EXERCISE GOAL — Gather each line containing the string "this" from these entries.

-- begin STORED RECORDS --

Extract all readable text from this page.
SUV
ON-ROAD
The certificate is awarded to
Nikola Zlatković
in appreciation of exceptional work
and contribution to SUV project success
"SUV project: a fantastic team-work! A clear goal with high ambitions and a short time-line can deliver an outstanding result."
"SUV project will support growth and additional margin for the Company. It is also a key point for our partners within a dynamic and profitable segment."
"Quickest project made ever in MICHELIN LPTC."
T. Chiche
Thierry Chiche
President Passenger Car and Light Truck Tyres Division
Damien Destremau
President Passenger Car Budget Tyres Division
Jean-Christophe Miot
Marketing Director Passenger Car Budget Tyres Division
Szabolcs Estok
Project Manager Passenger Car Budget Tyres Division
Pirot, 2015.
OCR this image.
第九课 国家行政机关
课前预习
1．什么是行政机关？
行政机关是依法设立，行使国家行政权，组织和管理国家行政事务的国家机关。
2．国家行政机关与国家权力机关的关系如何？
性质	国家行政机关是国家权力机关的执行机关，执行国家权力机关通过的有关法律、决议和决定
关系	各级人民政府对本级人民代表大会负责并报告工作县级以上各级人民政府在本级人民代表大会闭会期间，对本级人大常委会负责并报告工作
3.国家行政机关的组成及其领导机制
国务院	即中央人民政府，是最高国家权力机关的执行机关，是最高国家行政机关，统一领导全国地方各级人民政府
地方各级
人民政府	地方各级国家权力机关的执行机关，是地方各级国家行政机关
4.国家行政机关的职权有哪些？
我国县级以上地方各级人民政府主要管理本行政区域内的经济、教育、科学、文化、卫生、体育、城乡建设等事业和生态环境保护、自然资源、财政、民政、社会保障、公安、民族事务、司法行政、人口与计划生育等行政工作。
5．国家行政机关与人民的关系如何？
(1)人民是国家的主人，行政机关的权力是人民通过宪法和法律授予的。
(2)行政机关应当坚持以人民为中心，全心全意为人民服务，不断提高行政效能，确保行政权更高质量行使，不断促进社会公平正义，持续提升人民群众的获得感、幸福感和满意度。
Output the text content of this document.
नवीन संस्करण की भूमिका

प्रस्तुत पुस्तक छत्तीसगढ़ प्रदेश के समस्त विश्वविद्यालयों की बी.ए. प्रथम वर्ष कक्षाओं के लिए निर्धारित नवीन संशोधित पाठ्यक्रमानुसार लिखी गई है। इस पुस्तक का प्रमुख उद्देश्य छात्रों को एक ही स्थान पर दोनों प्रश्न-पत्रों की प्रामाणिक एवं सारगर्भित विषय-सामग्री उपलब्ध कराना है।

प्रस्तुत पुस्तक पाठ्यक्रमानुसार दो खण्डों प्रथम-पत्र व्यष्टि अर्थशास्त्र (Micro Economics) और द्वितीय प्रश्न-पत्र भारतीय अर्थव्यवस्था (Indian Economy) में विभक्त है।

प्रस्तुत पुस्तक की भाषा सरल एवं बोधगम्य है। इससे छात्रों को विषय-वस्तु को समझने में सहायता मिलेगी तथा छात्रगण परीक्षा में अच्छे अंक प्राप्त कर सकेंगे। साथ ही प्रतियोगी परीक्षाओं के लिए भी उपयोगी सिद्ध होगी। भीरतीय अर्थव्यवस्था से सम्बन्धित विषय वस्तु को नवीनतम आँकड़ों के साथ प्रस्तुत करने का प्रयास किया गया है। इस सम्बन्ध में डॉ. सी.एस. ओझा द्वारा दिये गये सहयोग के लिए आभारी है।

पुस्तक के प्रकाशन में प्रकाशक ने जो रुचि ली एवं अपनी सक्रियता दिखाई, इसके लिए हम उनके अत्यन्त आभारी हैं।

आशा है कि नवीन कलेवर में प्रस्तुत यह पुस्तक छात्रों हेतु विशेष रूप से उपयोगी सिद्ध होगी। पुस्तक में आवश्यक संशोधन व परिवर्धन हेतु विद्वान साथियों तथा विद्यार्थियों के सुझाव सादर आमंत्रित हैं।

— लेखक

-- end STORED RECORDS --

EXERCISE ANSWER —
Extract all readable text from this page.
OCR this image.
Output the text content of this document.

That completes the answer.